[Start Material provided]

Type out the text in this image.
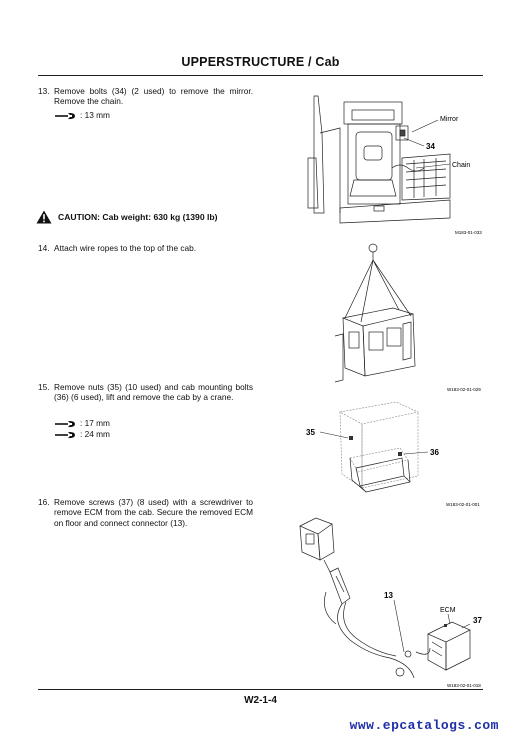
UPPERSTRUCTURE / Cab
13. Remove bolts (34) (2 used) to remove the mirror. Remove the chain.
: 13 mm
CAUTION: Cab weight: 630 kg (1390 lb)
14. Attach wire ropes to the top of the cab.
15. Remove nuts (35) (10 used) and cab mounting bolts (36) (6 used), lift and remove the cab by a crane.
: 17 mm
: 24 mm
16. Remove screws (37) (8 used) with a screwdriver to remove ECM from the cab. Secure the removed ECM on floor and connect connector (13).
Mirror
34
Chain
M183-01-033
W183-02-01-029
35
36
W183-02-01-001
13
ECM
37
W183-02-01-018
W2-1-4
www.epcatalogs.com
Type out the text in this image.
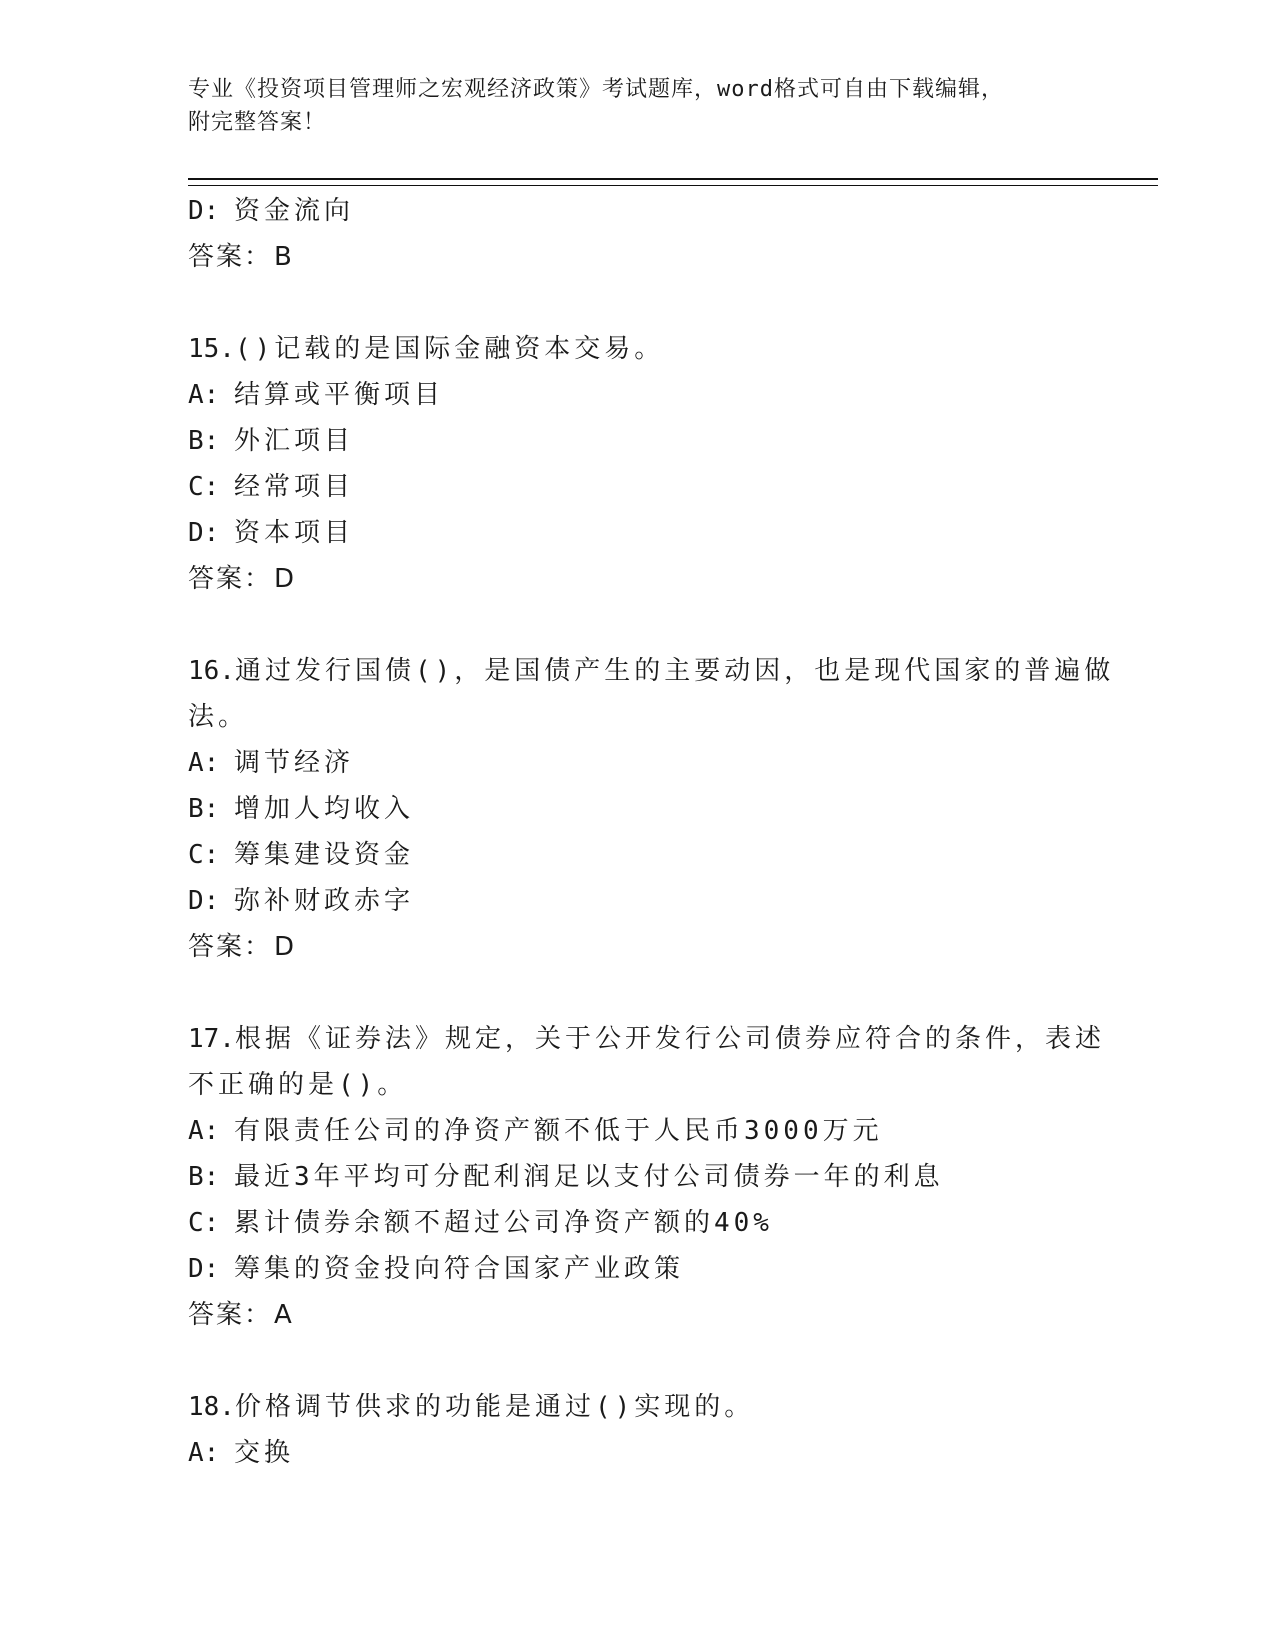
专业《投资项目管理师之宏观经济政策》考试题库，word格式可自由下载编辑，
附完整答案！
D: 资金流向
答案：B
15.()记载的是国际金融资本交易。
A: 结算或平衡项目
B: 外汇项目
C: 经常项目
D: 资本项目
答案：D
16.通过发行国债()，是国债产生的主要动因，也是现代国家的普遍做
法。
A: 调节经济
B: 增加人均收入
C: 筹集建设资金
D: 弥补财政赤字
答案：D
17.根据《证券法》规定，关于公开发行公司债券应符合的条件，表述
不正确的是()。
A: 有限责任公司的净资产额不低于人民币3000万元
B: 最近3年平均可分配利润足以支付公司债券一年的利息
C: 累计债券余额不超过公司净资产额的40%
D: 筹集的资金投向符合国家产业政策
答案：A
18.价格调节供求的功能是通过()实现的。
A: 交换
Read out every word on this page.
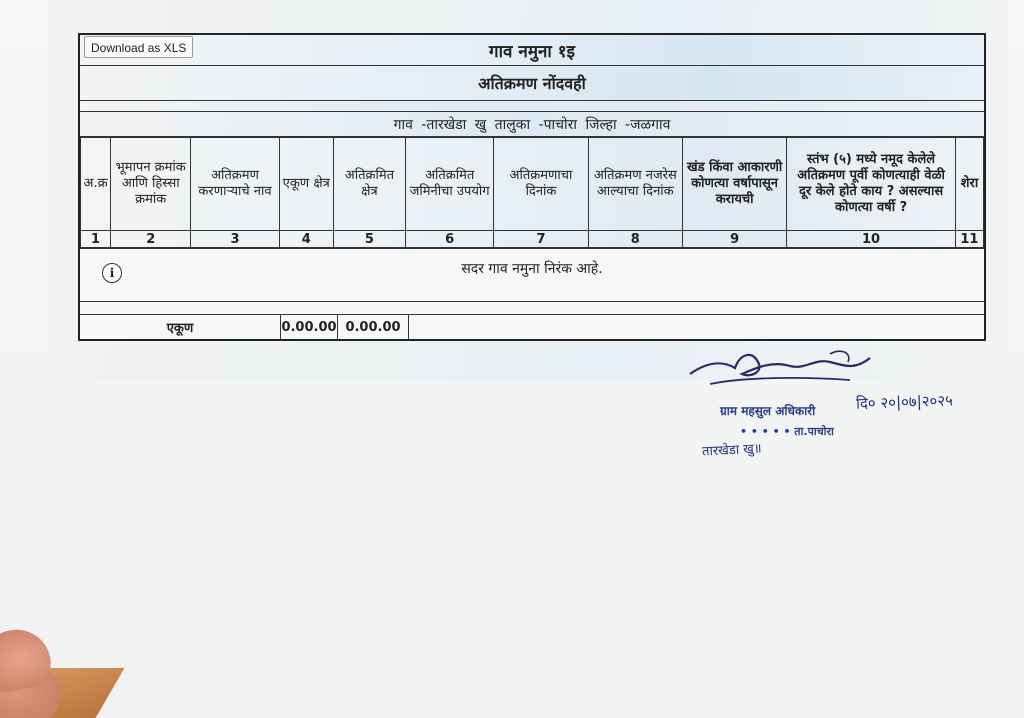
Download as XLS	गाव नमुना १इ
अतिक्रमण नोंदवही
गाव -तारखेडा खु तालुका -पाचोरा जिल्हा -जळगाव
अ.क्र	भूमापन क्रमांक आणि हिस्सा क्रमांक	अतिक्रमण करणाऱ्याचे नाव	एकूण क्षेत्र	अतिक्रमित क्षेत्र	अतिक्रमित जमिनीचा उपयोग	अतिक्रमणाचा दिनांक	अतिक्रमण नजरेस आल्याचा दिनांक	खंड किंवा आकारणी कोणत्या वर्षापासून करायची	स्तंभ (५) मध्ये नमूद केलेले अतिक्रमण पूर्वी कोणत्याही वेळी दूर केले होते काय ? असल्यास कोणत्या वर्षी ?	शेरा
1	2	3	4	5	6	7	8	9	10	11
i	सदर गाव नमुना निरंक आहे.
एकूण	0.00.00 0.00.00
ग्राम महसुल अधिकारी	दि० २०|०७|२०२५
• • • • • ता.पाचोरा
तारखेडा खु॥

[End Material provided]

**Work required**
Write out each entry exactly as given, but skip the pictures.

**Final answer**
Type out the text in this image.
UPPERSTRUCTURE / Cab
13. Remove bolts (34) (2 used) to remove the mirror. Remove the chain.
: 13 mm
CAUTION: Cab weight: 630 kg (1390 lb)
14. Attach wire ropes to the top of the cab.
15. Remove nuts (35) (10 used) and cab mounting bolts (36) (6 used), lift and remove the cab by a crane.
: 17 mm
: 24 mm
16. Remove screws (37) (8 used) with a screwdriver to remove ECM from the cab. Secure the removed ECM on floor and connect connector (13).
Mirror
34
Chain
M183-01-033
W183-02-01-029
35
36
W183-02-01-001
13
ECM
37
W183-02-01-018
W2-1-4
www.epcatalogs.com
Type out the text in this image.
专业《投资项目管理师之宏观经济政策》考试题库，word格式可自由下载编辑，
附完整答案！
D: 资金流向
答案：B
15.()记载的是国际金融资本交易。
A: 结算或平衡项目
B: 外汇项目
C: 经常项目
D: 资本项目
答案：D
16.通过发行国债()，是国债产生的主要动因，也是现代国家的普遍做
法。
A: 调节经济
B: 增加人均收入
C: 筹集建设资金
D: 弥补财政赤字
答案：D
17.根据《证券法》规定，关于公开发行公司债券应符合的条件，表述
不正确的是()。
A: 有限责任公司的净资产额不低于人民币3000万元
B: 最近3年平均可分配利润足以支付公司债券一年的利息
C: 累计债券余额不超过公司净资产额的40%
D: 筹集的资金投向符合国家产业政策
答案：A
18.价格调节供求的功能是通过()实现的。
A: 交换
Read out every word on this page.
Download as XLS	गाव नमुना १इ
अतिक्रमण नोंदवही
गाव -तारखेडा खु तालुका -पाचोरा जिल्हा -जळगाव
अ.क्र	भूमापन क्रमांक आणि हिस्सा क्रमांक	अतिक्रमण करणाऱ्याचे नाव	एकूण क्षेत्र	अतिक्रमित क्षेत्र	अतिक्रमित जमिनीचा उपयोग	अतिक्रमणाचा दिनांक	अतिक्रमण नजरेस आल्याचा दिनांक	खंड किंवा आकारणी कोणत्या वर्षापासून करायची	स्तंभ (५) मध्ये नमूद केलेले अतिक्रमण पूर्वी कोणत्याही वेळी दूर केले होते काय ? असल्यास कोणत्या वर्षी ?	शेरा
1	2	3	4	5	6	7	8	9	10	11
i	सदर गाव नमुना निरंक आहे.
एकूण	0.00.00 0.00.00
ग्राम महसुल अधिकारी	दि० २०|०७|२०२५
• • • • • ता.पाचोरा
तारखेडा खु॥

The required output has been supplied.